__Dataset extract__:
_____

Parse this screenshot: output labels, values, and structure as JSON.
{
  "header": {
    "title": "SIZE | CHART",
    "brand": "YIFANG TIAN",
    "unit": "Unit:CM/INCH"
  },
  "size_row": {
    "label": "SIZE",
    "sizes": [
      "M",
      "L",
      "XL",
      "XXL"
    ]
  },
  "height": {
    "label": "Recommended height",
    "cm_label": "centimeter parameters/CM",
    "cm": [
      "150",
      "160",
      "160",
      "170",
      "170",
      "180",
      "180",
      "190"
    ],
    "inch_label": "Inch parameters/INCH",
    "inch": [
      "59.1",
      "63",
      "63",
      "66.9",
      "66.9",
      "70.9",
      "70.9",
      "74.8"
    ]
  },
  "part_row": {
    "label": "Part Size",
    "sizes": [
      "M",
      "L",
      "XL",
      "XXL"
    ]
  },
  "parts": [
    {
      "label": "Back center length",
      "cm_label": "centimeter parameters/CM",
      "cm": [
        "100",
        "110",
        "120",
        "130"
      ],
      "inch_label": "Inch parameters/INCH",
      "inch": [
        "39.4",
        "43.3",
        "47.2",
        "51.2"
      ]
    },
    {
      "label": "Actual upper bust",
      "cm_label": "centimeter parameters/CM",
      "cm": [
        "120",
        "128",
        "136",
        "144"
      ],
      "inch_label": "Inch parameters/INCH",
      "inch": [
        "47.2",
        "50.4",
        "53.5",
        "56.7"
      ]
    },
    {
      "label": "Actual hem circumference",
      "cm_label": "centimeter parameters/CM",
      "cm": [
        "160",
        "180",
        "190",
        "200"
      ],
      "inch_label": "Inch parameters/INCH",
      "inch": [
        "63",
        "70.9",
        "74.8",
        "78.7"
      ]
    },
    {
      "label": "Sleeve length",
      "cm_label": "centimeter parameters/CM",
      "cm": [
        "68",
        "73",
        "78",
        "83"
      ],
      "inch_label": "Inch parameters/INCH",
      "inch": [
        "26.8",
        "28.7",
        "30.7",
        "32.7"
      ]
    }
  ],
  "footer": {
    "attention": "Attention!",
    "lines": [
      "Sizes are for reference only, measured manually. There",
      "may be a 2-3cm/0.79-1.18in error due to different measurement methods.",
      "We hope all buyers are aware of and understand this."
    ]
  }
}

_____

__Job__:
Say how many lines of the data include the string "this". Nothing other than the number should be given.

__Final answer__:
2